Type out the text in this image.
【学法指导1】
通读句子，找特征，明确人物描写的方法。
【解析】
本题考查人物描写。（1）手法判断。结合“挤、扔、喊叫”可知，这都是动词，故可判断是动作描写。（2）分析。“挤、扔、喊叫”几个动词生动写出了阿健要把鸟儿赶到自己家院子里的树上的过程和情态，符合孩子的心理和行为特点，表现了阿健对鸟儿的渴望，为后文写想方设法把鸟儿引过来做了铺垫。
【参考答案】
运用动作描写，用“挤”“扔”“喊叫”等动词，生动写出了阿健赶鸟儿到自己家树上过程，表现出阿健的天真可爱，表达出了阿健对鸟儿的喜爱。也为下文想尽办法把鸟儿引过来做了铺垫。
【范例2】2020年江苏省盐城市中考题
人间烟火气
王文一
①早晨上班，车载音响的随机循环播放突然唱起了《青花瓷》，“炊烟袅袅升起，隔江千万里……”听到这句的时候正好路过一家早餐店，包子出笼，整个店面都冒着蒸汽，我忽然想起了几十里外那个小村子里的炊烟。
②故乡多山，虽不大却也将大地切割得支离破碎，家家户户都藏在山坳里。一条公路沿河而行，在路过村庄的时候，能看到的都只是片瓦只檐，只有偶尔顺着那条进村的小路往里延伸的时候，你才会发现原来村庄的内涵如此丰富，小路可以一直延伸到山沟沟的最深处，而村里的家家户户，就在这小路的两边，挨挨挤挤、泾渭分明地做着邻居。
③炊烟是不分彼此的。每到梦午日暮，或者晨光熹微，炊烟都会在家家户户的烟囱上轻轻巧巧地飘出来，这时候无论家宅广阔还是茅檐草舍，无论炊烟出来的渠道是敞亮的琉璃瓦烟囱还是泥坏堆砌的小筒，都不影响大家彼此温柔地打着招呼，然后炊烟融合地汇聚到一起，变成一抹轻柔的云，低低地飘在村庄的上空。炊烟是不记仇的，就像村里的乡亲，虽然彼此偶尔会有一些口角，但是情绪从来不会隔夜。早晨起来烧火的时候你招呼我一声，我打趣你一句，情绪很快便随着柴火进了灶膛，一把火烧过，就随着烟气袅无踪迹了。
------------
EXERCISE | Restate the whole of the material exactly.

WORKED SOLUTION |
Type out the text in this image.
【学法指导1】
通读句子，找特征，明确人物描写的方法。
【解析】
本题考查人物描写。（1）手法判断。结合“挤、扔、喊叫”可知，这都是动词，故可判断是动作描写。（2）分析。“挤、扔、喊叫”几个动词生动写出了阿健要把鸟儿赶到自己家院子里的树上的过程和情态，符合孩子的心理和行为特点，表现了阿健对鸟儿的渴望，为后文写想方设法把鸟儿引过来做了铺垫。
【参考答案】
运用动作描写，用“挤”“扔”“喊叫”等动词，生动写出了阿健赶鸟儿到自己家树上过程，表现出阿健的天真可爱，表达出了阿健对鸟儿的喜爱。也为下文想尽办法把鸟儿引过来做了铺垫。
【范例2】2020年江苏省盐城市中考题
人间烟火气
王文一
①早晨上班，车载音响的随机循环播放突然唱起了《青花瓷》，“炊烟袅袅升起，隔江千万里……”听到这句的时候正好路过一家早餐店，包子出笼，整个店面都冒着蒸汽，我忽然想起了几十里外那个小村子里的炊烟。
②故乡多山，虽不大却也将大地切割得支离破碎，家家户户都藏在山坳里。一条公路沿河而行，在路过村庄的时候，能看到的都只是片瓦只檐，只有偶尔顺着那条进村的小路往里延伸的时候，你才会发现原来村庄的内涵如此丰富，小路可以一直延伸到山沟沟的最深处，而村里的家家户户，就在这小路的两边，挨挨挤挤、泾渭分明地做着邻居。
③炊烟是不分彼此的。每到梦午日暮，或者晨光熹微，炊烟都会在家家户户的烟囱上轻轻巧巧地飘出来，这时候无论家宅广阔还是茅檐草舍，无论炊烟出来的渠道是敞亮的琉璃瓦烟囱还是泥坏堆砌的小筒，都不影响大家彼此温柔地打着招呼，然后炊烟融合地汇聚到一起，变成一抹轻柔的云，低低地飘在村庄的上空。炊烟是不记仇的，就像村里的乡亲，虽然彼此偶尔会有一些口角，但是情绪从来不会隔夜。早晨起来烧火的时候你招呼我一声，我打趣你一句，情绪很快便随着柴火进了灶膛，一把火烧过，就随着烟气袅无踪迹了。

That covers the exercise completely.